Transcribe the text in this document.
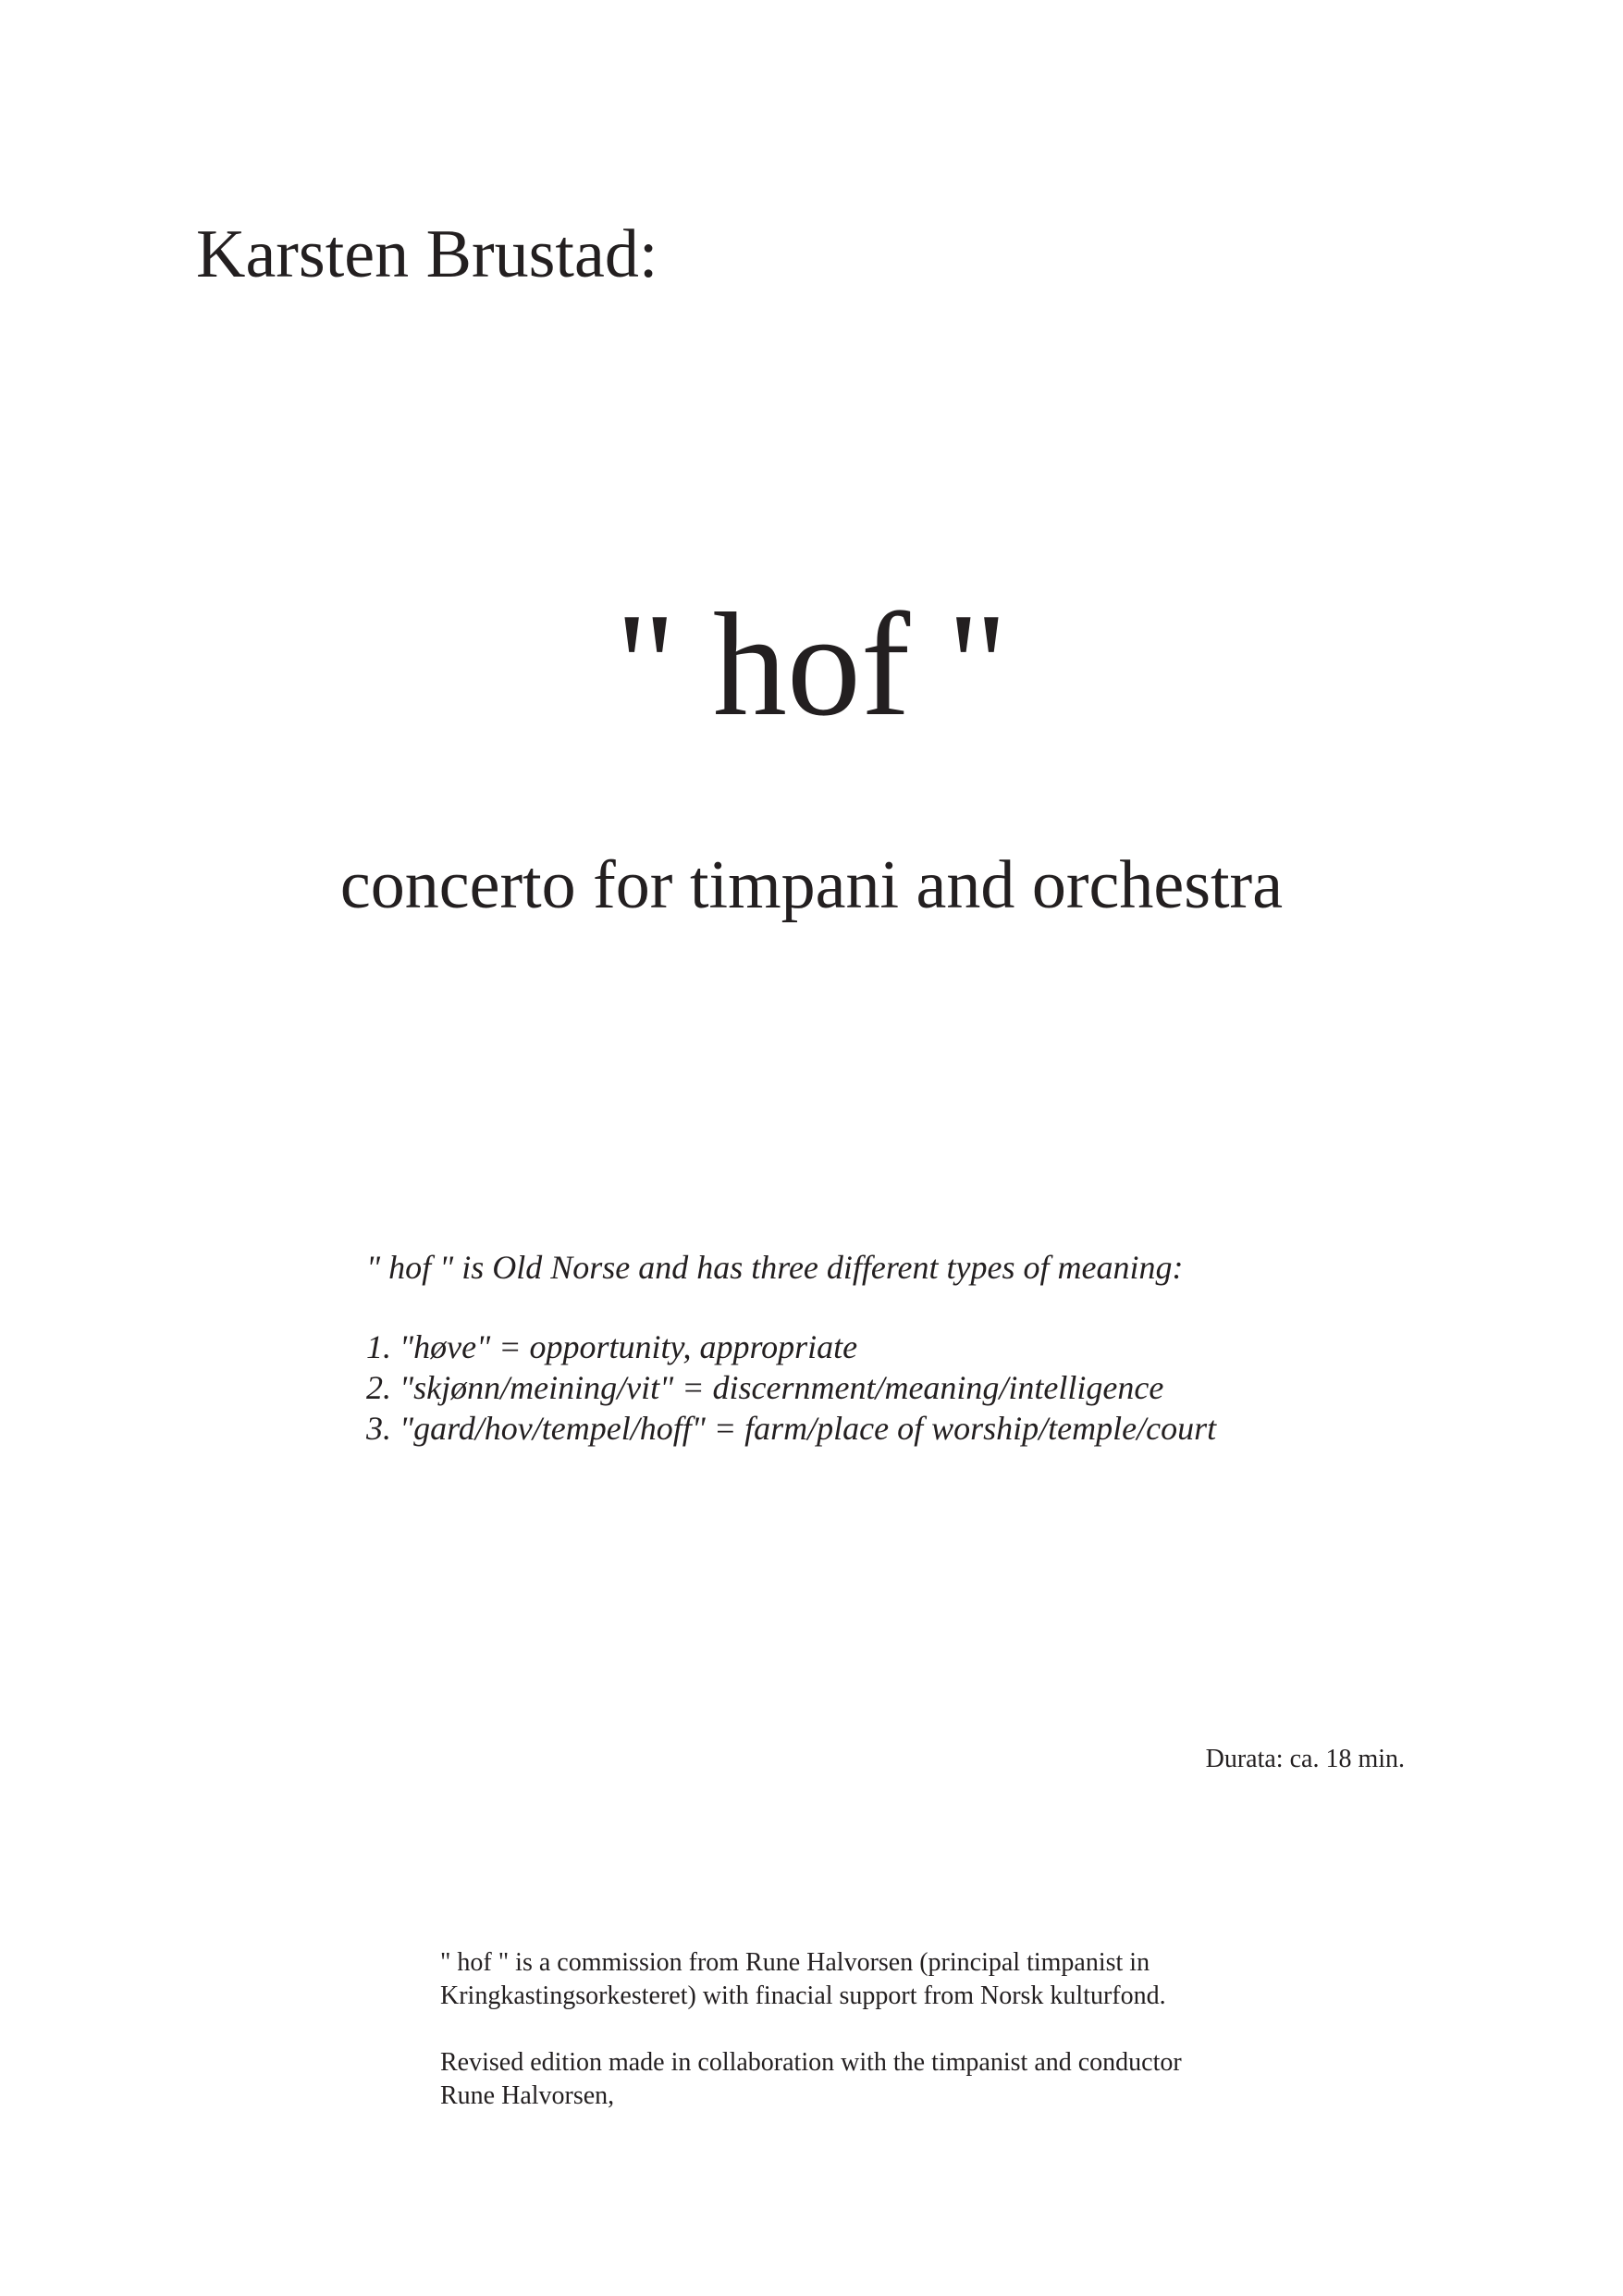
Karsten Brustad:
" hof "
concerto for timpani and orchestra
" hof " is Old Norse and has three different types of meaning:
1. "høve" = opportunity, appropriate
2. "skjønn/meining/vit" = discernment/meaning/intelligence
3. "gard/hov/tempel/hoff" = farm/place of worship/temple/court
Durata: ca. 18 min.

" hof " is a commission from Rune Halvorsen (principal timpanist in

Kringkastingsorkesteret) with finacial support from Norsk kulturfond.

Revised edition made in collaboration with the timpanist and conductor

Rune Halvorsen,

========

§ **Written problem**: Nothing in the entries above should change when they are printed again, except that the pictures are dropped.

§ **Solution**:
Transcribe the text in this document.
Karsten Brustad:
" hof "
concerto for timpani and orchestra
" hof " is Old Norse and has three different types of meaning:
1. "høve" = opportunity, appropriate
2. "skjønn/meining/vit" = discernment/meaning/intelligence
3. "gard/hov/tempel/hoff" = farm/place of worship/temple/court
Durata: ca. 18 min.

" hof " is a commission from Rune Halvorsen (principal timpanist in

Kringkastingsorkesteret) with finacial support from Norsk kulturfond.

Revised edition made in collaboration with the timpanist and conductor

Rune Halvorsen,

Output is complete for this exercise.